→ Text to read:
— Start —

[<prev] [next>] [<thread-prev] [thread-next>] [day] [month] [year] [list]
Message-ID: <a10d63840b02c4bbe1c027e5f230e4799f87ddda.camel@intel.com>
Date: Mon, 27 Mar 2023 09:54:40 +0000
From: "Huang, Kai" <kai.huang@...el.com>
To: "isaku.yamahata@...il.com" <isaku.yamahata@...il.com>
CC: "Christopherson,, Sean" <seanjc@...gle.com>,
"Shahar, Sagi" <sagis@...gle.com>,
"linux-kernel@...r.kernel.org" <linux-kernel@...r.kernel.org>,
"Aktas, Erdem" <erdemaktas@...gle.com>,
"dmatlack@...gle.com" <dmatlack@...gle.com>,
"kvm@...r.kernel.org" <kvm@...r.kernel.org>,
"zhi.wang.linux@...il.com" <zhi.wang.linux@...il.com>,
"pbonzini@...hat.com" <pbonzini@...hat.com>,
"Yamahata, Isaku" <isaku.yamahata@...el.com>
Subject: Re: [PATCH v13 057/113] KVM: TDX: MTRR: implement get_mt_mask() for
TDX
On Fri, 2023-03-24 at 18:12 -0700, Isaku Yamahata wrote:
> On Thu, Mar 16, 2023 at 10:38:02AM +0000,
> "Huang, Kai" <kai.huang@...el.com> wrote:
>
> > On Sun, 2023-03-12 at 10:56 -0700, isaku.yamahata@...el.com wrote:
> > > From: Isaku Yamahata <isaku.yamahata@...el.com>
> > >
> > > Because TDX virtualize cpuid[0x1].EDX[MTRR: bit 12] to fixed 1, guest TD
> > > thinks MTRR is supported. Although TDX supports only WB for private GPA,
> > > it's desirable to support MTRR for shared GPA. As guest access to MTRR
> > > MSRs causes #VE and KVM/x86 tracks the values of MTRR MSRs, the remining
> > > part is to implement get_mt_mask method for TDX for shared GPA.
> > >
> > > Pass around shared bit from kvm fault handler to get_mt_mask method so that
> > > it can determine if the gfn is shared or private.
> > >
> >
> > I think we have an Xarray to query whether a given GFN is shared or private?
> > Can we use that?
> >
> > > Implement get_mt_mask()
> > > following vmx case for shared GPA and return WB for private GPA.
> > > the existing vmx_get_mt_mask() can't be directly used as CPU state(CR0.CD)
> > > is protected. GFN passed to kvm_mtrr_check_gfn_range_consistency() should
> > > include shared bit.
> > >
> > > Suggested-by: Kai Huang <kai.huang@...el.com>
> >
> > I am not sure what is suggested by me?
> >
> > I thought what I suggested is we should have a dedicated patch to handle MTRR
> > for TDX putting all related things together.
>
> Sure. After looking at the specs, my conclusion is that guest TD can't update
> MTRR reliably. Because MTRR update requires to disable cache(CR0.CR=1), cache
> flush, and tlb flush. (SDM 3a 12.11.7: MTRR maintenance programming interface)

— End —

→ Dataset excerpt:

— Start —

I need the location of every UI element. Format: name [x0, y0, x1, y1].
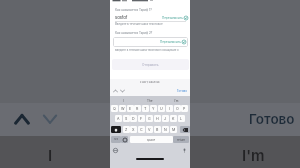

— End —

→ Your tasks:
1: Answer these questions using the mailing-list thread about MTRR support for TDX:
(a) Which version of the patch is being discussed, and what is its number in the series?
(b) What data structure does Kai Huang suggest using to check whether a given GFN is shared or private?
(c) According to Isaku Yamahata, what three steps does an MTRR update require?
2: Pick up the mailing-list thread about MTRR support for TDX where it stops, and continue writing it.

→ Written answers:
1:
(a) Version 13 (v13). It is patch 057 of 113.
(b) An Xarray.
(c) Disabling the cache, flushing the cache, and flushing the TLB.

2:
> Linux implements MTRR update logic according to it.
>
> While TDX enforces CR0.CD=0, trying to set CR0.CD=1 results in #GP. At the
> same time, it reports that MTRR is available via cpuid. So I come up with the
> followings.
>
> - MTRRCap(RO): report no feature available
> SMRR=0: SMRR interface unsupported
> WC=0: write combining unsupported
> FIX=0: Fixed range registers unsupported
> VCNT=0: number of variable range regitsers = 0
>
> - MTRRDefType(R/W): Only writeback even with reset state.
> E=1: enable MTRR (E=0 means all memory is UC.)
> FE=0: disable fixed range MTRRs
> type: default memory type=writeback
> Accept write this value. Other value results in #GP.
>
> - Fixed range MTRR
> #GP as fixed range MTRRs is reported as unsupported
>
> - Variable range MTRRs
> #GP as the number of variable range MTRRs is reported as zero
Looks sane to me.
>
>
> > > +u8 tdx_get_mt_mask(struct kvm_vcpu *vcpu, gfn_t gfn, bool is_mmio)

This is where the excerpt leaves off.